_Provided data_
◇ ◇ ◇ ◇ ◇

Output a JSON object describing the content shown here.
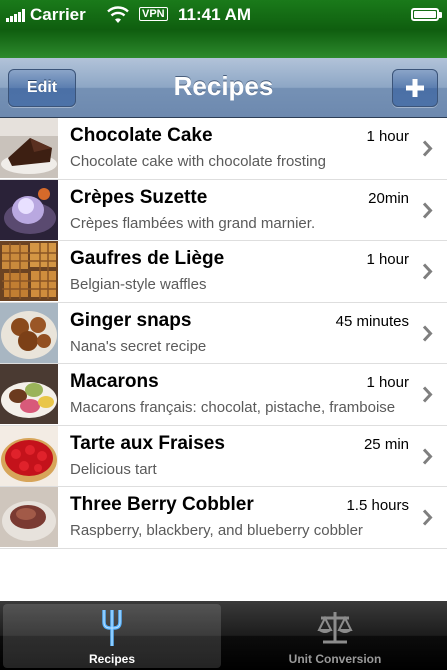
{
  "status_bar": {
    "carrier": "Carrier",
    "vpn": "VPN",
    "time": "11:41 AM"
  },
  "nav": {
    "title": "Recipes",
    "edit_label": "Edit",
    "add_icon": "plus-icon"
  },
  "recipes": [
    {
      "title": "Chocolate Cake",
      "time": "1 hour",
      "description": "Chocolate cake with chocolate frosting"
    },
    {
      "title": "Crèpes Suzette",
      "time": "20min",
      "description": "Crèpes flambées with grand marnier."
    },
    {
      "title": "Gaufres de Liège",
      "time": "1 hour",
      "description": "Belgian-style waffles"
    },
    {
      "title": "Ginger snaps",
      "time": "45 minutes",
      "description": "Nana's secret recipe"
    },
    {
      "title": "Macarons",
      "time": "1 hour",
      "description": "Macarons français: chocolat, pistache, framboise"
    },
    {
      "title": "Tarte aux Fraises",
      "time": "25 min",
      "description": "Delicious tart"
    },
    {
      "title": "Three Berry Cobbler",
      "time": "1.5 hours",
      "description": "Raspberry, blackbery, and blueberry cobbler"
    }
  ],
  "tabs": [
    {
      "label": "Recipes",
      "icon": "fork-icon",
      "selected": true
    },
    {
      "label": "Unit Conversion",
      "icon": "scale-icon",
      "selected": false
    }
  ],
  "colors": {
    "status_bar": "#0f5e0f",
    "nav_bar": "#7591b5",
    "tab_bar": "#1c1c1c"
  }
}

◇ ◇ ◇ ◇ ◇

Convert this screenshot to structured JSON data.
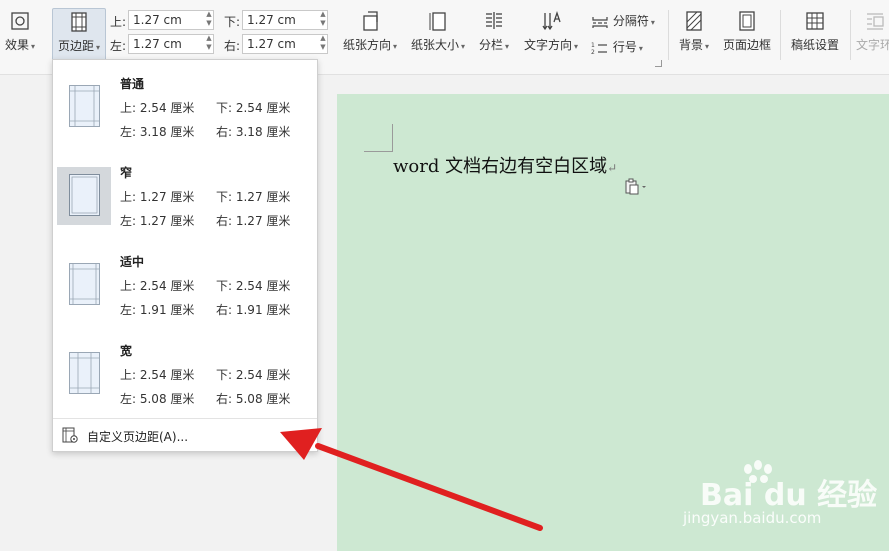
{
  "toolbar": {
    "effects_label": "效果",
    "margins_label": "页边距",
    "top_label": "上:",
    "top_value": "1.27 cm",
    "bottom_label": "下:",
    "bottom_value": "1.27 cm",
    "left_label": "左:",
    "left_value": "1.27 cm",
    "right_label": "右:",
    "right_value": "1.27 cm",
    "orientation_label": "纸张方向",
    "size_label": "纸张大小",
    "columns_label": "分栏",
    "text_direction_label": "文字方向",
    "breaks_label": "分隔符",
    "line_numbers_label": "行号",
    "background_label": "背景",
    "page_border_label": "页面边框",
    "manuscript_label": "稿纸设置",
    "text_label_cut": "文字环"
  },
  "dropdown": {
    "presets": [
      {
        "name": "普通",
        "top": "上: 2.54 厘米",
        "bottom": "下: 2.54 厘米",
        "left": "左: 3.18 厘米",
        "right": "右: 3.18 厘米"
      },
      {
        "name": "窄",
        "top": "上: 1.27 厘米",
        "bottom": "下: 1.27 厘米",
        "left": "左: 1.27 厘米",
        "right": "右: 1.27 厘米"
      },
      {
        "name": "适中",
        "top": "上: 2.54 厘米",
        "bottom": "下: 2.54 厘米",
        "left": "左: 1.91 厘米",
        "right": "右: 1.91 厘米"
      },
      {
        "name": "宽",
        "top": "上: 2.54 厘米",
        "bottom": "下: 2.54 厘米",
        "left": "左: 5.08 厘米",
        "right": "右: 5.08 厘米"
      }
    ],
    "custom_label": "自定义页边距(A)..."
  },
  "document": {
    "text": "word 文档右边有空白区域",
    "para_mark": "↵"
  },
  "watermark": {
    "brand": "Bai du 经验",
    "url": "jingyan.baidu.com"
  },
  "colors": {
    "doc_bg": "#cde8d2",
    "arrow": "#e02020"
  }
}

◇ ◇ ◇ ◇ ◇

_Written request_
Go through the material above and copy each line that has the word "with".

_Result_
      "description": "Chocolate cake with chocolate frosting"
      "description": "Crèpes flambées with grand marnier."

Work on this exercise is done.